Your task is to repeat the entries word for word while leaving out the pictures.

● **Data rows**
╔══
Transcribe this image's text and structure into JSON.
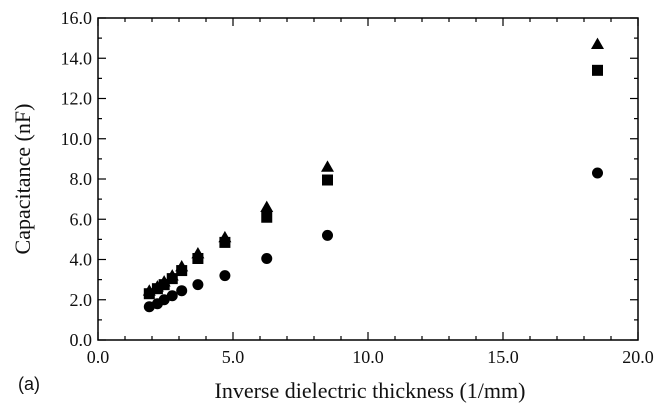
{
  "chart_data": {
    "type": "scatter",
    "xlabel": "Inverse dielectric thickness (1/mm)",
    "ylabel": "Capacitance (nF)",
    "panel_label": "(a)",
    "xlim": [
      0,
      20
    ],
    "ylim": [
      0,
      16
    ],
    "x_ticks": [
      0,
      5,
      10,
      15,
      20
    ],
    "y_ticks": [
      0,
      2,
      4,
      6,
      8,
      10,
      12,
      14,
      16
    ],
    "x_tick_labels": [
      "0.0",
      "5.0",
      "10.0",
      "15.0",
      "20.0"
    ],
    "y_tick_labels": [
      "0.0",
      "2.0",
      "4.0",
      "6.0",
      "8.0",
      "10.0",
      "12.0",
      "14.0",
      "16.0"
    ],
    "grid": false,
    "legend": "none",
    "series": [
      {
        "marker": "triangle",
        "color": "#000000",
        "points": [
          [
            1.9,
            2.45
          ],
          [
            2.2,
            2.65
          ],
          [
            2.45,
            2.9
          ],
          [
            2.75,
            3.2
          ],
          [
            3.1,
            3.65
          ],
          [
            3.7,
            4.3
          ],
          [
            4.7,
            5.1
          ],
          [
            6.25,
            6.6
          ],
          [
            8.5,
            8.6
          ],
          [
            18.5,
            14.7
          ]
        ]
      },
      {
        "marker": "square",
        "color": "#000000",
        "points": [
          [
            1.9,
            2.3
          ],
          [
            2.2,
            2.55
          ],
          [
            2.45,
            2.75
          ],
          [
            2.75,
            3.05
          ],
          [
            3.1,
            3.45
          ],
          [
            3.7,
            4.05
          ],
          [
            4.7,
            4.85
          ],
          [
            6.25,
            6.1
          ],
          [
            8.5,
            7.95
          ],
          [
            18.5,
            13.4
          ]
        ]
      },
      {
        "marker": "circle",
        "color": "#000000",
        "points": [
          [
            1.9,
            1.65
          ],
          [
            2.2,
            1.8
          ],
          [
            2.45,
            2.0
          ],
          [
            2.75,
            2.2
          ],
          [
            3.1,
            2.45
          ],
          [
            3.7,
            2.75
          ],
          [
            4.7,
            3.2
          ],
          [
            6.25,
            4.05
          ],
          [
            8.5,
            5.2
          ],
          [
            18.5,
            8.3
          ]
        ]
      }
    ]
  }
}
╚══
● **The solution**
Transcribe this image's text and structure into JSON.
{
  "chart_data": {
    "type": "scatter",
    "xlabel": "Inverse dielectric thickness (1/mm)",
    "ylabel": "Capacitance (nF)",
    "panel_label": "(a)",
    "xlim": [
      0,
      20
    ],
    "ylim": [
      0,
      16
    ],
    "x_ticks": [
      0,
      5,
      10,
      15,
      20
    ],
    "y_ticks": [
      0,
      2,
      4,
      6,
      8,
      10,
      12,
      14,
      16
    ],
    "x_tick_labels": [
      "0.0",
      "5.0",
      "10.0",
      "15.0",
      "20.0"
    ],
    "y_tick_labels": [
      "0.0",
      "2.0",
      "4.0",
      "6.0",
      "8.0",
      "10.0",
      "12.0",
      "14.0",
      "16.0"
    ],
    "grid": false,
    "legend": "none",
    "series": [
      {
        "marker": "triangle",
        "color": "#000000",
        "points": [
          [
            1.9,
            2.45
          ],
          [
            2.2,
            2.65
          ],
          [
            2.45,
            2.9
          ],
          [
            2.75,
            3.2
          ],
          [
            3.1,
            3.65
          ],
          [
            3.7,
            4.3
          ],
          [
            4.7,
            5.1
          ],
          [
            6.25,
            6.6
          ],
          [
            8.5,
            8.6
          ],
          [
            18.5,
            14.7
          ]
        ]
      },
      {
        "marker": "square",
        "color": "#000000",
        "points": [
          [
            1.9,
            2.3
          ],
          [
            2.2,
            2.55
          ],
          [
            2.45,
            2.75
          ],
          [
            2.75,
            3.05
          ],
          [
            3.1,
            3.45
          ],
          [
            3.7,
            4.05
          ],
          [
            4.7,
            4.85
          ],
          [
            6.25,
            6.1
          ],
          [
            8.5,
            7.95
          ],
          [
            18.5,
            13.4
          ]
        ]
      },
      {
        "marker": "circle",
        "color": "#000000",
        "points": [
          [
            1.9,
            1.65
          ],
          [
            2.2,
            1.8
          ],
          [
            2.45,
            2.0
          ],
          [
            2.75,
            2.2
          ],
          [
            3.1,
            2.45
          ],
          [
            3.7,
            2.75
          ],
          [
            4.7,
            3.2
          ],
          [
            6.25,
            4.05
          ],
          [
            8.5,
            5.2
          ],
          [
            18.5,
            8.3
          ]
        ]
      }
    ]
  }
}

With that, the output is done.